• **Problem requirements**:
Extract all lines containing "amip".

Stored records
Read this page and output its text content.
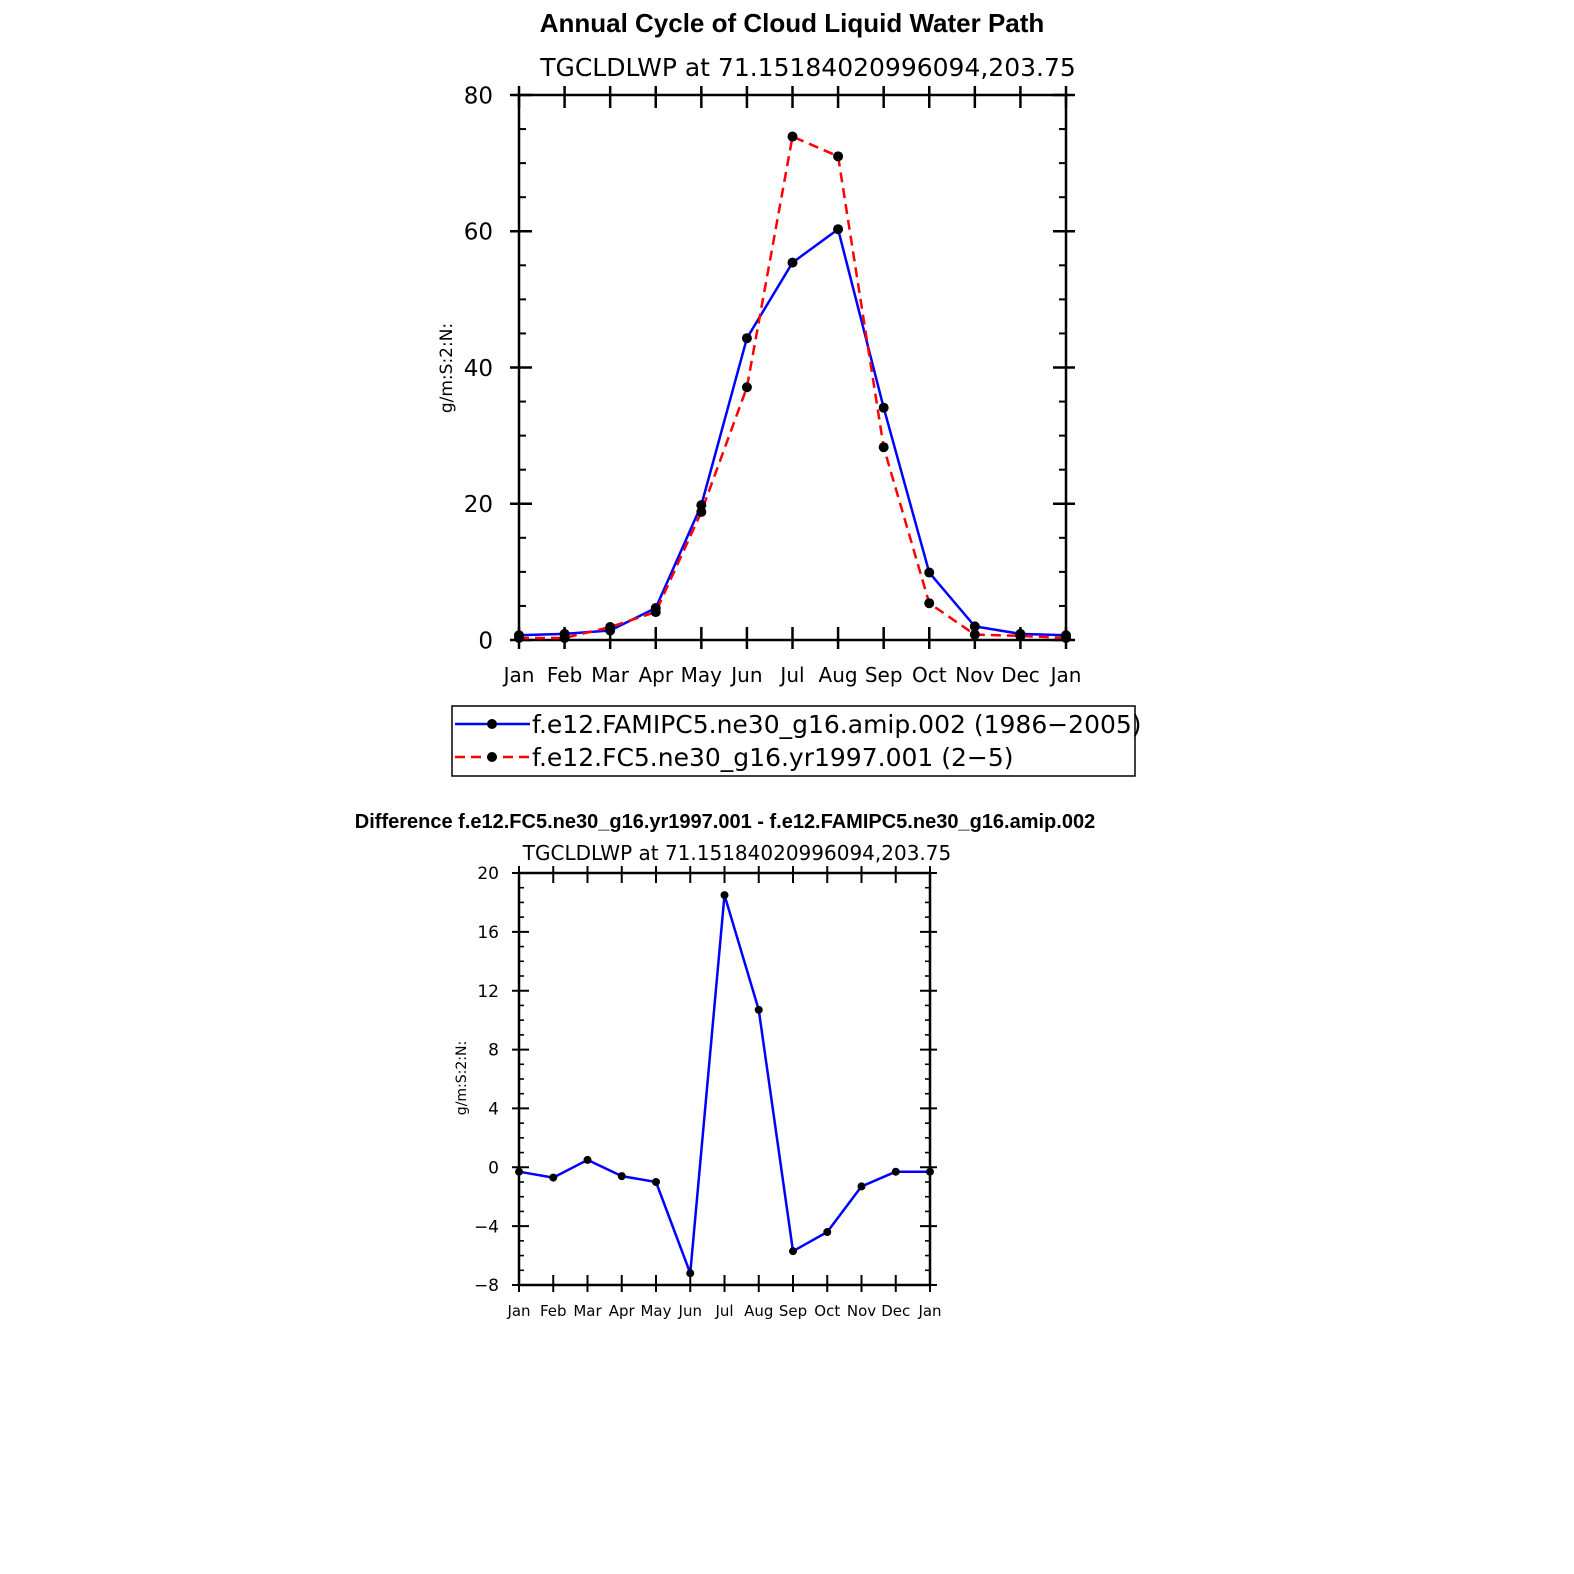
Annual Cycle of Cloud Liquid Water Path
TGCLDLWP at 71.15184020996094,203.75
g/m:S:2:N:
Jan Feb Mar Apr May Jun Jul Aug Sep Oct Nov Dec Jan
0
20
40
60
80
f.e12.FAMIPC5.ne30_g16.amip.002 (1986−2005)
f.e12.FC5.ne30_g16.yr1997.001 (2−5)
Difference f.e12.FC5.ne30_g16.yr1997.001 - f.e12.FAMIPC5.ne30_g16.amip.002
TGCLDLWP at 71.15184020996094,203.75
g/m:S:2:N:
Jan Feb Mar Apr May Jun Jul Aug Sep Oct Nov Dec Jan
−8
−4
0
4
8
12
16
20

• **The answer**:
f.e12.FAMIPC5.ne30_g16.amip.002 (1986−2005)
Difference f.e12.FC5.ne30_g16.yr1997.001 - f.e12.FAMIPC5.ne30_g16.amip.002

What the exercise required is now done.